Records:
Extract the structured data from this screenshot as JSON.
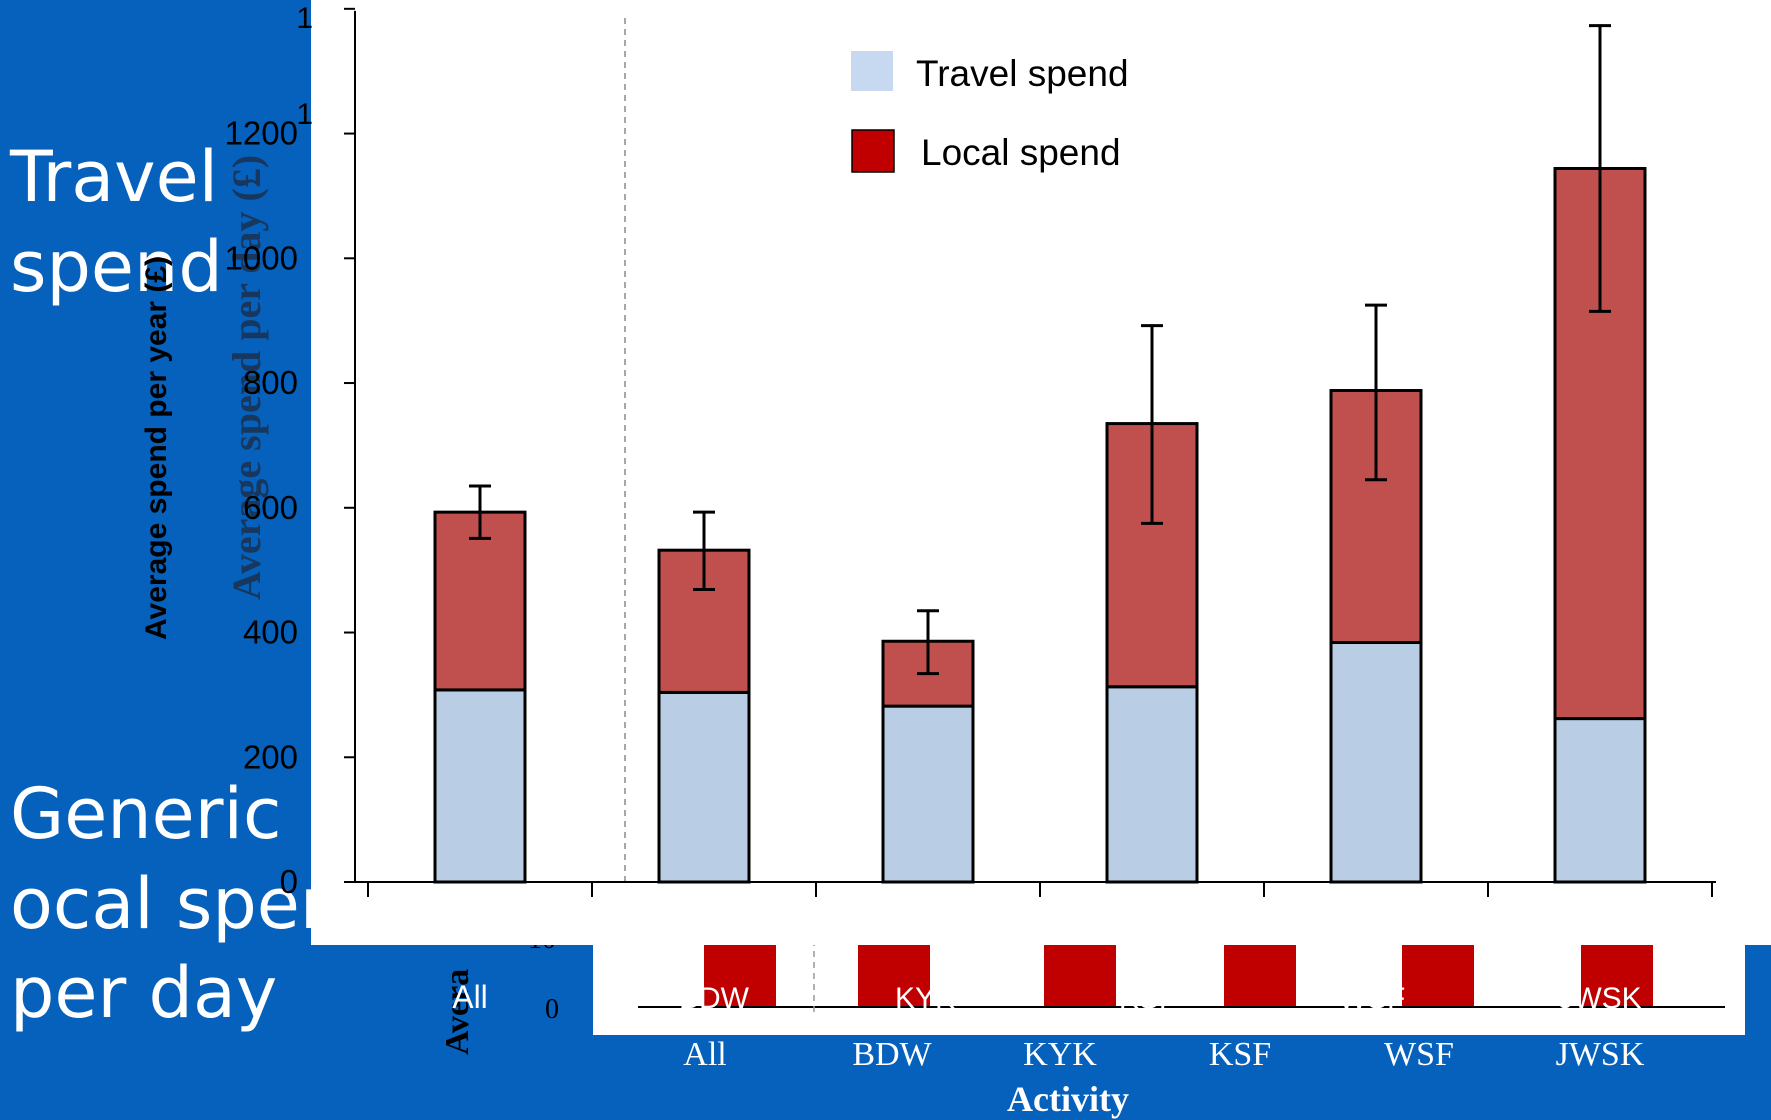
{
  "slide": {
    "label_top": "Travel\nspend",
    "label_bottom": "Generic\nocal spen\nper day"
  },
  "colors": {
    "slide_background": "#0561bc",
    "travel": "#b9cde5",
    "local": "#c0504d",
    "legend_local": "#c00000",
    "lower_bars": "#c00000"
  },
  "background_chart": {
    "ylabel_fragment": "Avera",
    "tick_fragments": [
      "10",
      "0"
    ],
    "category_fragments": [
      "All",
      "BDW",
      "KYK",
      "KSF",
      "WSF",
      "JWSK"
    ],
    "categories": [
      "All",
      "BDW",
      "KYK",
      "KSF",
      "WSF",
      "JWSK"
    ],
    "xlabel": "Activity"
  },
  "chart_data": {
    "type": "bar",
    "stacked": true,
    "categories": [
      "All",
      "BDW",
      "KYK",
      "KSF",
      "WSF",
      "JWSK"
    ],
    "category_labels_drawn": [
      "All",
      "BDW",
      "Activity",
      "KSF",
      "WSF",
      "JWSK"
    ],
    "series": [
      {
        "name": "Travel spend",
        "values": [
          308,
          304,
          282,
          313,
          384,
          262
        ]
      },
      {
        "name": "Local spend",
        "values": [
          285,
          228,
          104,
          422,
          404,
          882
        ]
      }
    ],
    "totals": [
      593,
      532,
      386,
      735,
      788,
      1144
    ],
    "error_bars": {
      "upper": [
        635,
        593,
        435,
        892,
        925,
        1373
      ],
      "lower": [
        551,
        469,
        334,
        575,
        645,
        915
      ]
    },
    "ylabel": "Average spend per day (£)",
    "ylabel_behind": "Average spend per year (£)",
    "xlabel": "Activity",
    "yticks": [
      0,
      200,
      400,
      600,
      800,
      1000,
      1200
    ],
    "ytick_labels_cut": [
      "1",
      "1"
    ],
    "ylim": [
      0,
      1400
    ],
    "legend_position": "top-center",
    "group_separator_after": "All",
    "grid": false
  }
}
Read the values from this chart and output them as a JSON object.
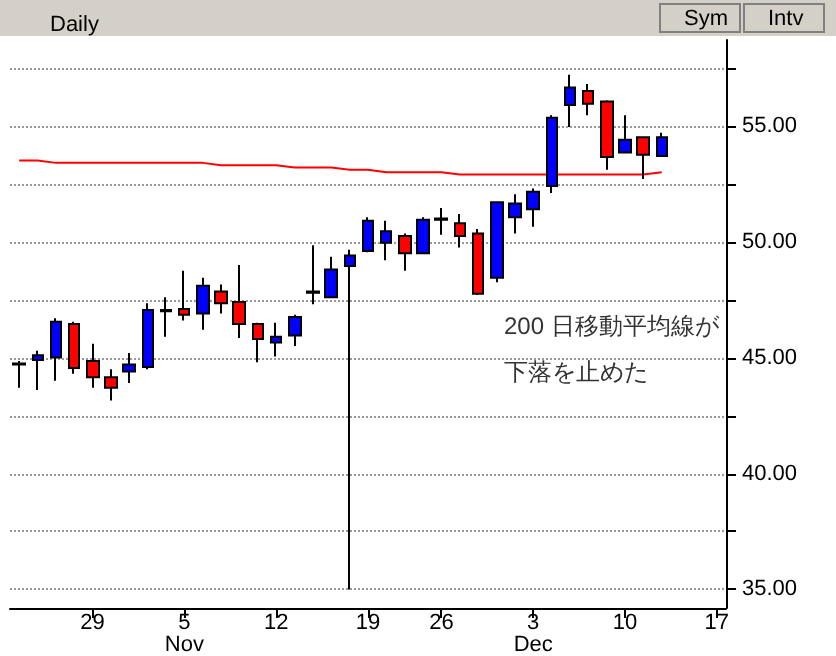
{
  "chart_data": {
    "type": "candlestick",
    "title": "Daily",
    "categories": [
      null,
      null,
      null,
      null,
      "29",
      null,
      null,
      null,
      null,
      "5\nNov",
      null,
      null,
      null,
      null,
      "12",
      null,
      null,
      null,
      null,
      "19",
      null,
      null,
      null,
      "26",
      null,
      null,
      null,
      null,
      "3\nDec",
      null,
      null,
      null,
      null,
      "10",
      null,
      null,
      null,
      null,
      "17"
    ],
    "series": [
      {
        "type": "candlestick",
        "ohlc": [
          [
            44.7,
            44.85,
            43.7,
            44.75
          ],
          [
            44.9,
            45.3,
            43.6,
            45.1
          ],
          [
            45.0,
            46.7,
            44.0,
            46.55
          ],
          [
            46.45,
            46.55,
            44.3,
            44.55
          ],
          [
            44.85,
            45.6,
            43.7,
            44.15
          ],
          [
            44.15,
            44.5,
            43.15,
            43.7
          ],
          [
            44.4,
            45.2,
            43.9,
            44.7
          ],
          [
            44.6,
            47.35,
            44.5,
            47.05
          ],
          [
            47.0,
            47.6,
            45.9,
            47.05
          ],
          [
            47.1,
            48.75,
            46.6,
            46.85
          ],
          [
            46.9,
            48.45,
            46.2,
            48.1
          ],
          [
            47.85,
            48.15,
            46.9,
            47.35
          ],
          [
            47.4,
            49.0,
            45.85,
            46.45
          ],
          [
            46.45,
            46.5,
            44.8,
            45.8
          ],
          [
            45.65,
            46.5,
            45.05,
            45.9
          ],
          [
            45.95,
            46.85,
            45.5,
            46.75
          ],
          [
            47.8,
            49.85,
            47.3,
            47.85
          ],
          [
            47.6,
            49.35,
            47.6,
            48.8
          ],
          [
            48.95,
            49.65,
            35.0,
            49.4
          ],
          [
            49.6,
            51.05,
            49.55,
            50.9
          ],
          [
            49.95,
            50.9,
            49.2,
            50.45
          ],
          [
            50.25,
            50.35,
            48.75,
            49.5
          ],
          [
            49.5,
            51.05,
            49.5,
            50.95
          ],
          [
            50.95,
            51.45,
            50.3,
            51.0
          ],
          [
            50.8,
            51.2,
            49.75,
            50.25
          ],
          [
            50.35,
            50.55,
            47.7,
            47.75
          ],
          [
            48.45,
            51.75,
            48.25,
            51.7
          ],
          [
            51.05,
            52.05,
            50.35,
            51.65
          ],
          [
            51.4,
            52.3,
            50.65,
            52.15
          ],
          [
            52.4,
            55.45,
            52.1,
            55.35
          ],
          [
            55.9,
            57.2,
            54.95,
            56.65
          ],
          [
            56.5,
            56.8,
            55.45,
            55.95
          ],
          [
            56.05,
            56.1,
            53.1,
            53.65
          ],
          [
            53.85,
            55.45,
            53.85,
            54.4
          ],
          [
            54.5,
            54.55,
            52.7,
            53.75
          ],
          [
            53.7,
            54.7,
            53.7,
            54.5
          ],
          null,
          null,
          null
        ],
        "colors": [
          "#000000",
          "#0000ff",
          "#0000ff",
          "#ff0000",
          "#ff0000",
          "#ff0000",
          "#0000ff",
          "#0000ff",
          "#000000",
          "#ff0000",
          "#0000ff",
          "#ff0000",
          "#ff0000",
          "#ff0000",
          "#0000ff",
          "#0000ff",
          "#000000",
          "#0000ff",
          "#0000ff",
          "#0000ff",
          "#0000ff",
          "#ff0000",
          "#0000ff",
          "#000000",
          "#ff0000",
          "#ff0000",
          "#0000ff",
          "#0000ff",
          "#0000ff",
          "#0000ff",
          "#0000ff",
          "#ff0000",
          "#ff0000",
          "#0000ff",
          "#ff0000",
          "#0000ff",
          null,
          null,
          null
        ]
      },
      {
        "type": "line",
        "color": "#ff0000",
        "values": [
          53.5,
          53.5,
          53.4,
          53.4,
          53.4,
          53.4,
          53.4,
          53.4,
          53.4,
          53.4,
          53.4,
          53.3,
          53.3,
          53.3,
          53.3,
          53.2,
          53.2,
          53.2,
          53.1,
          53.1,
          53.0,
          53.0,
          53.0,
          53.0,
          52.9,
          52.9,
          52.9,
          52.9,
          52.9,
          52.9,
          52.9,
          52.9,
          52.9,
          52.9,
          52.9,
          53.0,
          null,
          null,
          null
        ]
      }
    ],
    "ylim": [
      34.2,
      58.7
    ],
    "yticks": [
      {
        "value": 35,
        "label": "35.00"
      },
      {
        "value": 37.5,
        "label": null
      },
      {
        "value": 40,
        "label": "40.00"
      },
      {
        "value": 42.5,
        "label": null
      },
      {
        "value": 45,
        "label": "45.00"
      },
      {
        "value": 47.5,
        "label": null
      },
      {
        "value": 50,
        "label": "50.00"
      },
      {
        "value": 52.5,
        "label": null
      },
      {
        "value": 55,
        "label": "55.00"
      },
      {
        "value": 57.5,
        "label": null
      }
    ],
    "grid": "y",
    "marker": "none",
    "line_style": "solid",
    "annotations": [
      "Sym",
      "Intv",
      "200 日移動平均線が",
      "下落を止めた"
    ]
  }
}
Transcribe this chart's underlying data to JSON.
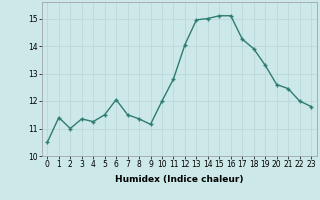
{
  "x": [
    0,
    1,
    2,
    3,
    4,
    5,
    6,
    7,
    8,
    9,
    10,
    11,
    12,
    13,
    14,
    15,
    16,
    17,
    18,
    19,
    20,
    21,
    22,
    23
  ],
  "y": [
    10.5,
    11.4,
    11.0,
    11.35,
    11.25,
    11.5,
    12.05,
    11.5,
    11.35,
    11.15,
    12.0,
    12.8,
    14.05,
    14.95,
    15.0,
    15.1,
    15.1,
    14.25,
    13.9,
    13.3,
    12.6,
    12.45,
    12.0,
    11.8
  ],
  "line_color": "#2e7d6e",
  "marker": "+",
  "marker_size": 3,
  "marker_linewidth": 1.0,
  "line_width": 1.0,
  "background_color": "#cde8e8",
  "grid_color": "#b8d4d4",
  "xlabel": "Humidex (Indice chaleur)",
  "xlim": [
    -0.5,
    23.5
  ],
  "ylim": [
    10.0,
    15.6
  ],
  "yticks": [
    10,
    11,
    12,
    13,
    14,
    15
  ],
  "xticks": [
    0,
    1,
    2,
    3,
    4,
    5,
    6,
    7,
    8,
    9,
    10,
    11,
    12,
    13,
    14,
    15,
    16,
    17,
    18,
    19,
    20,
    21,
    22,
    23
  ],
  "tick_fontsize": 5.5,
  "label_fontsize": 6.5
}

▸ Problem requirements: With the pictures left out, please output each line from the one containing "Transcribe this chart's" through the end of the entries, exactly as it is.

▸ Exercise output:
Transcribe this chart's underlying data to JSON.
{
  "x": [
    0,
    1,
    2,
    3,
    4,
    5,
    6,
    7,
    8,
    9,
    10,
    11,
    12,
    13,
    14,
    15,
    16,
    17,
    18,
    19,
    20,
    21,
    22,
    23
  ],
  "y": [
    10.5,
    11.4,
    11.0,
    11.35,
    11.25,
    11.5,
    12.05,
    11.5,
    11.35,
    11.15,
    12.0,
    12.8,
    14.05,
    14.95,
    15.0,
    15.1,
    15.1,
    14.25,
    13.9,
    13.3,
    12.6,
    12.45,
    12.0,
    11.8
  ],
  "line_color": "#2e7d6e",
  "marker": "+",
  "marker_size": 3,
  "marker_linewidth": 1.0,
  "line_width": 1.0,
  "background_color": "#cde8e8",
  "grid_color": "#b8d4d4",
  "xlabel": "Humidex (Indice chaleur)",
  "xlim": [
    -0.5,
    23.5
  ],
  "ylim": [
    10.0,
    15.6
  ],
  "yticks": [
    10,
    11,
    12,
    13,
    14,
    15
  ],
  "xticks": [
    0,
    1,
    2,
    3,
    4,
    5,
    6,
    7,
    8,
    9,
    10,
    11,
    12,
    13,
    14,
    15,
    16,
    17,
    18,
    19,
    20,
    21,
    22,
    23
  ],
  "tick_fontsize": 5.5,
  "label_fontsize": 6.5
}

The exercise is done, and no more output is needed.